Exercise: Find each line with "value" and copy it.

Exercise materials:

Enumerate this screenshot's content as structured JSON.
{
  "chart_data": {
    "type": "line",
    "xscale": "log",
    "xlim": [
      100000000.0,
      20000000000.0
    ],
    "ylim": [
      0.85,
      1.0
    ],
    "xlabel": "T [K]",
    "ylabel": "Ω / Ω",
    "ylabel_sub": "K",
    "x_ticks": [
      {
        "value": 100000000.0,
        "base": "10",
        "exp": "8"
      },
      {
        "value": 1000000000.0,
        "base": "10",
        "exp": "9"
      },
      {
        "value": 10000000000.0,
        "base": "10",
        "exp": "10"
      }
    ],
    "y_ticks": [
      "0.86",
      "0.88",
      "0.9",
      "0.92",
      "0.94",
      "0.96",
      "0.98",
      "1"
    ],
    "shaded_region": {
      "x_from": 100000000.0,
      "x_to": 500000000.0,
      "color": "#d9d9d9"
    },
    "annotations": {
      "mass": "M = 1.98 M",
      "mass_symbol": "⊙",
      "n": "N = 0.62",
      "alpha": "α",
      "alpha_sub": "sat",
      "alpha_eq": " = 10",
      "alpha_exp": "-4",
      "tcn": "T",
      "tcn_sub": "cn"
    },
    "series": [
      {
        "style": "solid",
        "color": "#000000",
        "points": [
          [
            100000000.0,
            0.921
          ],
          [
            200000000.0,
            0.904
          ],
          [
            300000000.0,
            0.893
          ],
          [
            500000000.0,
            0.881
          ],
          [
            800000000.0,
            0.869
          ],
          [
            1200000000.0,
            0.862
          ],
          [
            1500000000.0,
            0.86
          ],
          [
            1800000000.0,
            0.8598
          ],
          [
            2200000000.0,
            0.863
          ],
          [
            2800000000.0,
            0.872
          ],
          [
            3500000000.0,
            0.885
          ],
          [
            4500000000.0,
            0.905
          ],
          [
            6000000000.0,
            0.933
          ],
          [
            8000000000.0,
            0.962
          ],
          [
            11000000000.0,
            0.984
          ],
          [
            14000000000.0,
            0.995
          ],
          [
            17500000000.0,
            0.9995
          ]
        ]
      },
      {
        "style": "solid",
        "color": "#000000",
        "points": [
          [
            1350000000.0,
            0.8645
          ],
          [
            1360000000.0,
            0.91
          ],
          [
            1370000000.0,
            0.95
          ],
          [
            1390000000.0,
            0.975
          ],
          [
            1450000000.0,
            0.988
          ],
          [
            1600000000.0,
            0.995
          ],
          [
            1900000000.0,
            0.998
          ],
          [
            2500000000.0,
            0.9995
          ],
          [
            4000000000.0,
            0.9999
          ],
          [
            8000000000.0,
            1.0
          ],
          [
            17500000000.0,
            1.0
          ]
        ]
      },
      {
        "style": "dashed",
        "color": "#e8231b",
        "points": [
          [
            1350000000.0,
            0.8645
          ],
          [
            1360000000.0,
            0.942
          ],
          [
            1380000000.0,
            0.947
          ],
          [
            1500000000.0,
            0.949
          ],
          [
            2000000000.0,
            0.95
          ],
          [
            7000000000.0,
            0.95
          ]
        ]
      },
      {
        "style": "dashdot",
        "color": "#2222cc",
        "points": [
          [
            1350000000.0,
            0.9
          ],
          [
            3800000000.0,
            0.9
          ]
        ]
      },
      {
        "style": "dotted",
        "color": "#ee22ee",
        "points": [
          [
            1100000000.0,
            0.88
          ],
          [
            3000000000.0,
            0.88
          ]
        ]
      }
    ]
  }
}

Result of the exercise:
        "value": 100000000.0,
        "value": 1000000000.0,
        "value": 10000000000.0,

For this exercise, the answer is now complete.